EXERCISE INSTRUCTIONS
Retype all the records with nothing changed.

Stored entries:

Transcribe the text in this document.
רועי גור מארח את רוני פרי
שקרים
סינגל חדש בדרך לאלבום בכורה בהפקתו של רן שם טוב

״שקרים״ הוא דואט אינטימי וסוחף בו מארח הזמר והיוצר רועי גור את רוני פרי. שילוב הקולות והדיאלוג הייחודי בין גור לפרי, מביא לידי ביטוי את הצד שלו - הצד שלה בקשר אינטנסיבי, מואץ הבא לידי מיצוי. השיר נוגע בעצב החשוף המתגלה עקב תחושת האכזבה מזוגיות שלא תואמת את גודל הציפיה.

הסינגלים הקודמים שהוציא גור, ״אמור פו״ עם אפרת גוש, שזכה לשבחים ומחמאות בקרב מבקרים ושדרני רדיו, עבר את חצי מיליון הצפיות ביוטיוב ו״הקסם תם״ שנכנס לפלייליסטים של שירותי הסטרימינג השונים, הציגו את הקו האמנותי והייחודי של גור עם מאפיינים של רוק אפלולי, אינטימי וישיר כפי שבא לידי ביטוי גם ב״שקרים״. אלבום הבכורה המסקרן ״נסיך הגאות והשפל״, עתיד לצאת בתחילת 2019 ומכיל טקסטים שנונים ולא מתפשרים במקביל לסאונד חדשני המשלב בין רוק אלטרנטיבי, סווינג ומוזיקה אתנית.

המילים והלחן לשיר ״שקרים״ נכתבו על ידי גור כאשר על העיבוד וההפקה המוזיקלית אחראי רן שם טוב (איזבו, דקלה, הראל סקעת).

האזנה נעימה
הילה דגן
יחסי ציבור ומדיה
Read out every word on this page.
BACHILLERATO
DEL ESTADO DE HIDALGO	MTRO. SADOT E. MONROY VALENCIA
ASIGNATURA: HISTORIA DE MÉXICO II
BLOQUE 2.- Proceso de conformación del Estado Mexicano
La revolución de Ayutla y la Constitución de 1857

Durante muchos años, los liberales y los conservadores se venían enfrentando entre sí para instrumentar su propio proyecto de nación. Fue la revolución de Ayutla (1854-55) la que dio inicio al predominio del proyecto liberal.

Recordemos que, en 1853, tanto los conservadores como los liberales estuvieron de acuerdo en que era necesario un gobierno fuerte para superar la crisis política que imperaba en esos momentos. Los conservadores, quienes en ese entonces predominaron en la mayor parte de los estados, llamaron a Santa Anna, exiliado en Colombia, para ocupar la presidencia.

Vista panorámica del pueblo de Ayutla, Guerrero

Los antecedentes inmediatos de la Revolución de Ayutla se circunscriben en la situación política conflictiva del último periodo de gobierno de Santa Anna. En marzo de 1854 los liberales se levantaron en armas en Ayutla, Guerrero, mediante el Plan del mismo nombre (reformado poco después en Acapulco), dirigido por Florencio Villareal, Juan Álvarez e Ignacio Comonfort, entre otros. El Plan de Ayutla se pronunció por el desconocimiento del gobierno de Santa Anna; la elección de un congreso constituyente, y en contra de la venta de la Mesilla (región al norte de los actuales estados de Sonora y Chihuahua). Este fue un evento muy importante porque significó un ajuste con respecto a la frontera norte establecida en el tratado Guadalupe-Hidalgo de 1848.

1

RESPONSE TO THE EXERCISE
Transcribe the text in this document.
רועי גור מארח את רוני פרי
שקרים
סינגל חדש בדרך לאלבום בכורה בהפקתו של רן שם טוב

״שקרים״ הוא דואט אינטימי וסוחף בו מארח הזמר והיוצר רועי גור את רוני פרי. שילוב הקולות והדיאלוג הייחודי בין גור לפרי, מביא לידי ביטוי את הצד שלו - הצד שלה בקשר אינטנסיבי, מואץ הבא לידי מיצוי. השיר נוגע בעצב החשוף המתגלה עקב תחושת האכזבה מזוגיות שלא תואמת את גודל הציפיה.

הסינגלים הקודמים שהוציא גור, ״אמור פו״ עם אפרת גוש, שזכה לשבחים ומחמאות בקרב מבקרים ושדרני רדיו, עבר את חצי מיליון הצפיות ביוטיוב ו״הקסם תם״ שנכנס לפלייליסטים של שירותי הסטרימינג השונים, הציגו את הקו האמנותי והייחודי של גור עם מאפיינים של רוק אפלולי, אינטימי וישיר כפי שבא לידי ביטוי גם ב״שקרים״. אלבום הבכורה המסקרן ״נסיך הגאות והשפל״, עתיד לצאת בתחילת 2019 ומכיל טקסטים שנונים ולא מתפשרים במקביל לסאונד חדשני המשלב בין רוק אלטרנטיבי, סווינג ומוזיקה אתנית.

המילים והלחן לשיר ״שקרים״ נכתבו על ידי גור כאשר על העיבוד וההפקה המוזיקלית אחראי רן שם טוב (איזבו, דקלה, הראל סקעת).

האזנה נעימה
הילה דגן
יחסי ציבור ומדיה
Read out every word on this page.
BACHILLERATO
DEL ESTADO DE HIDALGO	MTRO. SADOT E. MONROY VALENCIA
ASIGNATURA: HISTORIA DE MÉXICO II
BLOQUE 2.- Proceso de conformación del Estado Mexicano
La revolución de Ayutla y la Constitución de 1857

Durante muchos años, los liberales y los conservadores se venían enfrentando entre sí para instrumentar su propio proyecto de nación. Fue la revolución de Ayutla (1854-55) la que dio inicio al predominio del proyecto liberal.

Recordemos que, en 1853, tanto los conservadores como los liberales estuvieron de acuerdo en que era necesario un gobierno fuerte para superar la crisis política que imperaba en esos momentos. Los conservadores, quienes en ese entonces predominaron en la mayor parte de los estados, llamaron a Santa Anna, exiliado en Colombia, para ocupar la presidencia.

Vista panorámica del pueblo de Ayutla, Guerrero

Los antecedentes inmediatos de la Revolución de Ayutla se circunscriben en la situación política conflictiva del último periodo de gobierno de Santa Anna. En marzo de 1854 los liberales se levantaron en armas en Ayutla, Guerrero, mediante el Plan del mismo nombre (reformado poco después en Acapulco), dirigido por Florencio Villareal, Juan Álvarez e Ignacio Comonfort, entre otros. El Plan de Ayutla se pronunció por el desconocimiento del gobierno de Santa Anna; la elección de un congreso constituyente, y en contra de la venta de la Mesilla (región al norte de los actuales estados de Sonora y Chihuahua). Este fue un evento muy importante porque significó un ajuste con respecto a la frontera norte establecida en el tratado Guadalupe-Hidalgo de 1848.

1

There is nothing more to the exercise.